Begin EXERCISE INPUT
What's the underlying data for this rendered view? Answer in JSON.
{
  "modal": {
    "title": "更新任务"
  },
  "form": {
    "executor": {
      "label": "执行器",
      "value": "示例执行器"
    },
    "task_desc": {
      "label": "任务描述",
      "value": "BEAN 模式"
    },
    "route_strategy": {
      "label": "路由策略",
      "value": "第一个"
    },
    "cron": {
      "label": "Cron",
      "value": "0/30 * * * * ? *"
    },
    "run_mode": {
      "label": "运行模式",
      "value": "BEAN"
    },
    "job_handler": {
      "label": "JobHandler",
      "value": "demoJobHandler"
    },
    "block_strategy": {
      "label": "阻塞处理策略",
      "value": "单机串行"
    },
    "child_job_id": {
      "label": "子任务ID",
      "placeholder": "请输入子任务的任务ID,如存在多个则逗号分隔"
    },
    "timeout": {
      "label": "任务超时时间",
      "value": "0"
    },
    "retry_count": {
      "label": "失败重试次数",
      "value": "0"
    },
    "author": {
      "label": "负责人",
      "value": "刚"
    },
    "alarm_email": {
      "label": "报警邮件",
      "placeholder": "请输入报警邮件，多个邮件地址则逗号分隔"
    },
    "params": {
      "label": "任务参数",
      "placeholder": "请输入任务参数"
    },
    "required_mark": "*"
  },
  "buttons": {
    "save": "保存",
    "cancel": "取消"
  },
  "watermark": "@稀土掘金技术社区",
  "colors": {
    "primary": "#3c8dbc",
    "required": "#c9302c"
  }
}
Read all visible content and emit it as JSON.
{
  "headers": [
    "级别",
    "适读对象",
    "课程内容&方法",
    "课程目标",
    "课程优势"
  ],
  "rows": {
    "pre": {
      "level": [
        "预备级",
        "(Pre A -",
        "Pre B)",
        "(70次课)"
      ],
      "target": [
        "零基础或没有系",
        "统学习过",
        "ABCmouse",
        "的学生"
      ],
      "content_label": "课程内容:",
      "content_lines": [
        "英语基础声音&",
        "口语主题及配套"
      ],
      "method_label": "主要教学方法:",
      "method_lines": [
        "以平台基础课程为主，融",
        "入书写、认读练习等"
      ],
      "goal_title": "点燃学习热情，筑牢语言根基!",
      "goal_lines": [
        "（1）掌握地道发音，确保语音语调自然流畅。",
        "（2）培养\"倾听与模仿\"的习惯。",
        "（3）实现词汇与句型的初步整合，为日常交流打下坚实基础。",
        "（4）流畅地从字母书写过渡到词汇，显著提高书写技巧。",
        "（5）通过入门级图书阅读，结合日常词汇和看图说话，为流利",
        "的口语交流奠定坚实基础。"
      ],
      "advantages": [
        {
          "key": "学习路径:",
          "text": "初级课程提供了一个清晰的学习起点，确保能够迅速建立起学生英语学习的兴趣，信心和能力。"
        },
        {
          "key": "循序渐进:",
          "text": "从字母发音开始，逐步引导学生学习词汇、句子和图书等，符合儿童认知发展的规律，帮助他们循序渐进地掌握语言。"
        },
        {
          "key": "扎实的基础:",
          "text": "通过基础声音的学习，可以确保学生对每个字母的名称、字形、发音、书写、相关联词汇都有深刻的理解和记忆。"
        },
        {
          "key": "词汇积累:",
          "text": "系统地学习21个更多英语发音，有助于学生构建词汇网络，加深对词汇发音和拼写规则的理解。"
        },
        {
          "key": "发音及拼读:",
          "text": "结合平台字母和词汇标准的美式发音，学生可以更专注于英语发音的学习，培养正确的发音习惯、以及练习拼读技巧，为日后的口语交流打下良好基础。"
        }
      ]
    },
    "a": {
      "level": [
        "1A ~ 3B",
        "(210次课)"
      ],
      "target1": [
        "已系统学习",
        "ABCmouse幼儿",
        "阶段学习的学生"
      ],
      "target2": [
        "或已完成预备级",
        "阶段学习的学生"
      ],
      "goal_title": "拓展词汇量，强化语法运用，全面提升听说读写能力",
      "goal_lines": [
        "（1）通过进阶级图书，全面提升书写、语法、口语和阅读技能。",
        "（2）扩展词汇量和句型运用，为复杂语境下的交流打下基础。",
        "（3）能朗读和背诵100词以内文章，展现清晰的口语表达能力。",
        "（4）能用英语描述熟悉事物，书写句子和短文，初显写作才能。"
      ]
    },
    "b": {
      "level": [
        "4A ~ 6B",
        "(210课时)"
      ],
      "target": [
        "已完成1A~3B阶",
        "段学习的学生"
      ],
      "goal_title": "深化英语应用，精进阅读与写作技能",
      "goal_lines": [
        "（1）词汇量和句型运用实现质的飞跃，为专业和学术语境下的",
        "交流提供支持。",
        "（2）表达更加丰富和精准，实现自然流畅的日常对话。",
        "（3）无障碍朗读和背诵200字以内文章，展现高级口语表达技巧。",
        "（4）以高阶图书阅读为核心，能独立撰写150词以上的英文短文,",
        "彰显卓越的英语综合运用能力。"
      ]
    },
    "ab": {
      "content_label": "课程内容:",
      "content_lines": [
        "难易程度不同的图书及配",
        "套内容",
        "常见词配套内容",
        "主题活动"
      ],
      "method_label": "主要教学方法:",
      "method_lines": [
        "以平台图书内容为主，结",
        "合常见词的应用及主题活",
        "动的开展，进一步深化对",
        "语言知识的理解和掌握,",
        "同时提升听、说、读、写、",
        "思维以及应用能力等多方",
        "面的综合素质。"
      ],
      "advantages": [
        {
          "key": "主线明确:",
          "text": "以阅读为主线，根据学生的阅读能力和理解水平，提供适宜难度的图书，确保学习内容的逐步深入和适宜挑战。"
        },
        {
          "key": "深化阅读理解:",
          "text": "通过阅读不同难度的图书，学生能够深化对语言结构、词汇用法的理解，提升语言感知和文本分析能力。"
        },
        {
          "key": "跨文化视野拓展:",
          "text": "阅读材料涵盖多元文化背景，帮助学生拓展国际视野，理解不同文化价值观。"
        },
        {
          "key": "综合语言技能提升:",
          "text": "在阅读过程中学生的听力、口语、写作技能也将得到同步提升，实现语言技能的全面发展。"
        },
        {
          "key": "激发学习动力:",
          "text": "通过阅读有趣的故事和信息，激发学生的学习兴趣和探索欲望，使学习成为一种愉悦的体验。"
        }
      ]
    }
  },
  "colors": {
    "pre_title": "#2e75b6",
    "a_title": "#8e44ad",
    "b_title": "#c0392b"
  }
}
End EXERCISE INPUT
WRITTEN EXERCISE —
Make an exact copy of the records.

PROBLEM SOLUTION —
What's the underlying data for this rendered view? Answer in JSON.
{
  "modal": {
    "title": "更新任务"
  },
  "form": {
    "executor": {
      "label": "执行器",
      "value": "示例执行器"
    },
    "task_desc": {
      "label": "任务描述",
      "value": "BEAN 模式"
    },
    "route_strategy": {
      "label": "路由策略",
      "value": "第一个"
    },
    "cron": {
      "label": "Cron",
      "value": "0/30 * * * * ? *"
    },
    "run_mode": {
      "label": "运行模式",
      "value": "BEAN"
    },
    "job_handler": {
      "label": "JobHandler",
      "value": "demoJobHandler"
    },
    "block_strategy": {
      "label": "阻塞处理策略",
      "value": "单机串行"
    },
    "child_job_id": {
      "label": "子任务ID",
      "placeholder": "请输入子任务的任务ID,如存在多个则逗号分隔"
    },
    "timeout": {
      "label": "任务超时时间",
      "value": "0"
    },
    "retry_count": {
      "label": "失败重试次数",
      "value": "0"
    },
    "author": {
      "label": "负责人",
      "value": "刚"
    },
    "alarm_email": {
      "label": "报警邮件",
      "placeholder": "请输入报警邮件，多个邮件地址则逗号分隔"
    },
    "params": {
      "label": "任务参数",
      "placeholder": "请输入任务参数"
    },
    "required_mark": "*"
  },
  "buttons": {
    "save": "保存",
    "cancel": "取消"
  },
  "watermark": "@稀土掘金技术社区",
  "colors": {
    "primary": "#3c8dbc",
    "required": "#c9302c"
  }
}
Read all visible content and emit it as JSON.
{
  "headers": [
    "级别",
    "适读对象",
    "课程内容&方法",
    "课程目标",
    "课程优势"
  ],
  "rows": {
    "pre": {
      "level": [
        "预备级",
        "(Pre A -",
        "Pre B)",
        "(70次课)"
      ],
      "target": [
        "零基础或没有系",
        "统学习过",
        "ABCmouse",
        "的学生"
      ],
      "content_label": "课程内容:",
      "content_lines": [
        "英语基础声音&",
        "口语主题及配套"
      ],
      "method_label": "主要教学方法:",
      "method_lines": [
        "以平台基础课程为主，融",
        "入书写、认读练习等"
      ],
      "goal_title": "点燃学习热情，筑牢语言根基!",
      "goal_lines": [
        "（1）掌握地道发音，确保语音语调自然流畅。",
        "（2）培养\"倾听与模仿\"的习惯。",
        "（3）实现词汇与句型的初步整合，为日常交流打下坚实基础。",
        "（4）流畅地从字母书写过渡到词汇，显著提高书写技巧。",
        "（5）通过入门级图书阅读，结合日常词汇和看图说话，为流利",
        "的口语交流奠定坚实基础。"
      ],
      "advantages": [
        {
          "key": "学习路径:",
          "text": "初级课程提供了一个清晰的学习起点，确保能够迅速建立起学生英语学习的兴趣，信心和能力。"
        },
        {
          "key": "循序渐进:",
          "text": "从字母发音开始，逐步引导学生学习词汇、句子和图书等，符合儿童认知发展的规律，帮助他们循序渐进地掌握语言。"
        },
        {
          "key": "扎实的基础:",
          "text": "通过基础声音的学习，可以确保学生对每个字母的名称、字形、发音、书写、相关联词汇都有深刻的理解和记忆。"
        },
        {
          "key": "词汇积累:",
          "text": "系统地学习21个更多英语发音，有助于学生构建词汇网络，加深对词汇发音和拼写规则的理解。"
        },
        {
          "key": "发音及拼读:",
          "text": "结合平台字母和词汇标准的美式发音，学生可以更专注于英语发音的学习，培养正确的发音习惯、以及练习拼读技巧，为日后的口语交流打下良好基础。"
        }
      ]
    },
    "a": {
      "level": [
        "1A ~ 3B",
        "(210次课)"
      ],
      "target1": [
        "已系统学习",
        "ABCmouse幼儿",
        "阶段学习的学生"
      ],
      "target2": [
        "或已完成预备级",
        "阶段学习的学生"
      ],
      "goal_title": "拓展词汇量，强化语法运用，全面提升听说读写能力",
      "goal_lines": [
        "（1）通过进阶级图书，全面提升书写、语法、口语和阅读技能。",
        "（2）扩展词汇量和句型运用，为复杂语境下的交流打下基础。",
        "（3）能朗读和背诵100词以内文章，展现清晰的口语表达能力。",
        "（4）能用英语描述熟悉事物，书写句子和短文，初显写作才能。"
      ]
    },
    "b": {
      "level": [
        "4A ~ 6B",
        "(210课时)"
      ],
      "target": [
        "已完成1A~3B阶",
        "段学习的学生"
      ],
      "goal_title": "深化英语应用，精进阅读与写作技能",
      "goal_lines": [
        "（1）词汇量和句型运用实现质的飞跃，为专业和学术语境下的",
        "交流提供支持。",
        "（2）表达更加丰富和精准，实现自然流畅的日常对话。",
        "（3）无障碍朗读和背诵200字以内文章，展现高级口语表达技巧。",
        "（4）以高阶图书阅读为核心，能独立撰写150词以上的英文短文,",
        "彰显卓越的英语综合运用能力。"
      ]
    },
    "ab": {
      "content_label": "课程内容:",
      "content_lines": [
        "难易程度不同的图书及配",
        "套内容",
        "常见词配套内容",
        "主题活动"
      ],
      "method_label": "主要教学方法:",
      "method_lines": [
        "以平台图书内容为主，结",
        "合常见词的应用及主题活",
        "动的开展，进一步深化对",
        "语言知识的理解和掌握,",
        "同时提升听、说、读、写、",
        "思维以及应用能力等多方",
        "面的综合素质。"
      ],
      "advantages": [
        {
          "key": "主线明确:",
          "text": "以阅读为主线，根据学生的阅读能力和理解水平，提供适宜难度的图书，确保学习内容的逐步深入和适宜挑战。"
        },
        {
          "key": "深化阅读理解:",
          "text": "通过阅读不同难度的图书，学生能够深化对语言结构、词汇用法的理解，提升语言感知和文本分析能力。"
        },
        {
          "key": "跨文化视野拓展:",
          "text": "阅读材料涵盖多元文化背景，帮助学生拓展国际视野，理解不同文化价值观。"
        },
        {
          "key": "综合语言技能提升:",
          "text": "在阅读过程中学生的听力、口语、写作技能也将得到同步提升，实现语言技能的全面发展。"
        },
        {
          "key": "激发学习动力:",
          "text": "通过阅读有趣的故事和信息，激发学生的学习兴趣和探索欲望，使学习成为一种愉悦的体验。"
        }
      ]
    }
  },
  "colors": {
    "pre_title": "#2e75b6",
    "a_title": "#8e44ad",
    "b_title": "#c0392b"
  }
}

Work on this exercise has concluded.